(What this task involves)
Using the data below, determine the number of lines that include the string "무엇일까요". Write only that number.

(Exercise materials)
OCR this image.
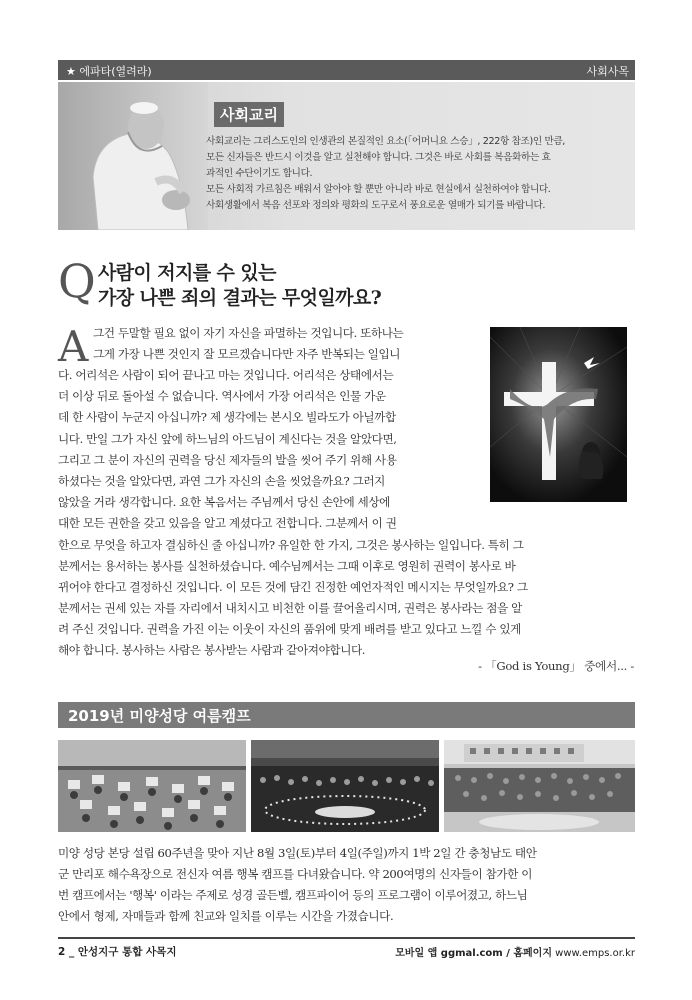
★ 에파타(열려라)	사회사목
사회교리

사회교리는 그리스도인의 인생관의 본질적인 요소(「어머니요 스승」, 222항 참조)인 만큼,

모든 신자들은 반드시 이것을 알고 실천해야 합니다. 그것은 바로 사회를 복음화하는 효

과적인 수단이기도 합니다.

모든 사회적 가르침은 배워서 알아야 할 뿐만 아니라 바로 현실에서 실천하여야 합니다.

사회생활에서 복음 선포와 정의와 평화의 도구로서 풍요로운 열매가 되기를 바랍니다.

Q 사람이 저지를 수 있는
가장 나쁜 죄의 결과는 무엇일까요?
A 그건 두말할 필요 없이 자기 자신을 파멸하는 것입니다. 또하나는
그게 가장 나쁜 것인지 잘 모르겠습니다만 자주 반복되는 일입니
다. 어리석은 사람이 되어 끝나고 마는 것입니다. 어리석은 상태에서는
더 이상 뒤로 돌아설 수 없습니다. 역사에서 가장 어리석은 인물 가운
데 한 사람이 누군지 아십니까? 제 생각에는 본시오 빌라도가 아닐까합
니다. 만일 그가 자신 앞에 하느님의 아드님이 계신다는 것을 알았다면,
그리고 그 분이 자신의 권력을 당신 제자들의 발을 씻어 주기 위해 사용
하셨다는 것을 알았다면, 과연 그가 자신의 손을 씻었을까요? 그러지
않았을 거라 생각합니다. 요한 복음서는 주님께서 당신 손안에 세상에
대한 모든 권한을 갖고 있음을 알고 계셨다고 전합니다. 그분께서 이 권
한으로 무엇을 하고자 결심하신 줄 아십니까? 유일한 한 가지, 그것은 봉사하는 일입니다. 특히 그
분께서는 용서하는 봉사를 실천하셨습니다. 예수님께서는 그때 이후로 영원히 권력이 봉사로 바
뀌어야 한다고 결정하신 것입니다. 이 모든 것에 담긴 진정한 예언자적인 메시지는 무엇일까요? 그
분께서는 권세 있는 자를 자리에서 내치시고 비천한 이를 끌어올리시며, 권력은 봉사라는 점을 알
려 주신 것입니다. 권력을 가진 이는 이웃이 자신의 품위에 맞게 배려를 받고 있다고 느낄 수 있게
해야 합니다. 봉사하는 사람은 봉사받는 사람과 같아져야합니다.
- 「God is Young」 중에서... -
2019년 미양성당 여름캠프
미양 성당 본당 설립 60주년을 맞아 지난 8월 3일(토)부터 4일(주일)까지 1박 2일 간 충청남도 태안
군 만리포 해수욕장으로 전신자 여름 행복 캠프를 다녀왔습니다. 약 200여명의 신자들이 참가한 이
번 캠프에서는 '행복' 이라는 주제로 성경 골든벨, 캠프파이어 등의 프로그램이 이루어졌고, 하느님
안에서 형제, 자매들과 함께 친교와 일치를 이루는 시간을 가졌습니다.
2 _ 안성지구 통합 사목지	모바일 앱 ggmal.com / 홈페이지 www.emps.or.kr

---

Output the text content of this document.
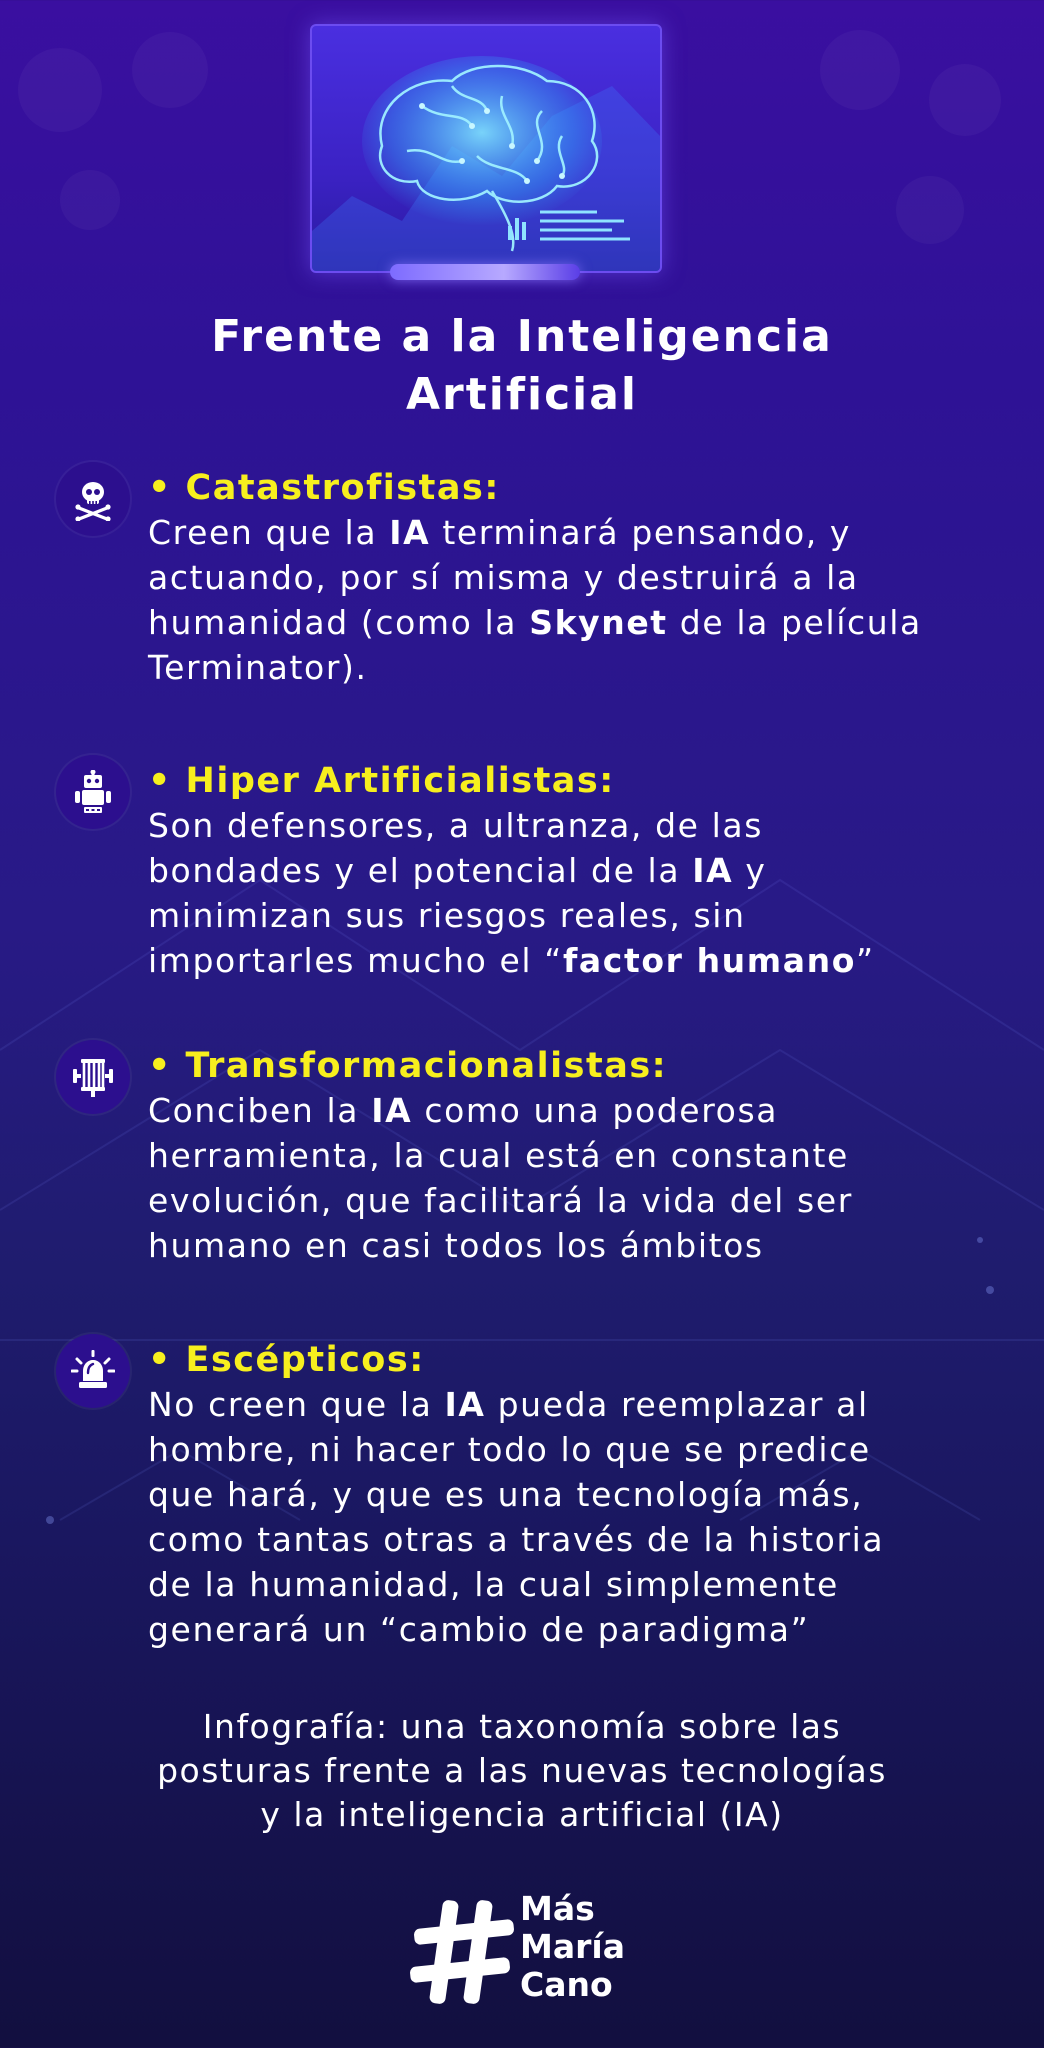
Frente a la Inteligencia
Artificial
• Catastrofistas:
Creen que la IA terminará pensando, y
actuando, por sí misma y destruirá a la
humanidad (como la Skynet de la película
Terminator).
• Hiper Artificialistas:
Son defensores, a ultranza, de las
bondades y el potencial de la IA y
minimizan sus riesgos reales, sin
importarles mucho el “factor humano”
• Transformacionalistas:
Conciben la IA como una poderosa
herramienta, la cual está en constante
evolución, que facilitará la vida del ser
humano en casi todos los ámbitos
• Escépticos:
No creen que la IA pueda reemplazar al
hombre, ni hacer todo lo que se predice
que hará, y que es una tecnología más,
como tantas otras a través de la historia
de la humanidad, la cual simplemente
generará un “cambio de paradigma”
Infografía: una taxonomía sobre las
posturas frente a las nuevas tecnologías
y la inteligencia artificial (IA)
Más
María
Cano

(Right answer)
2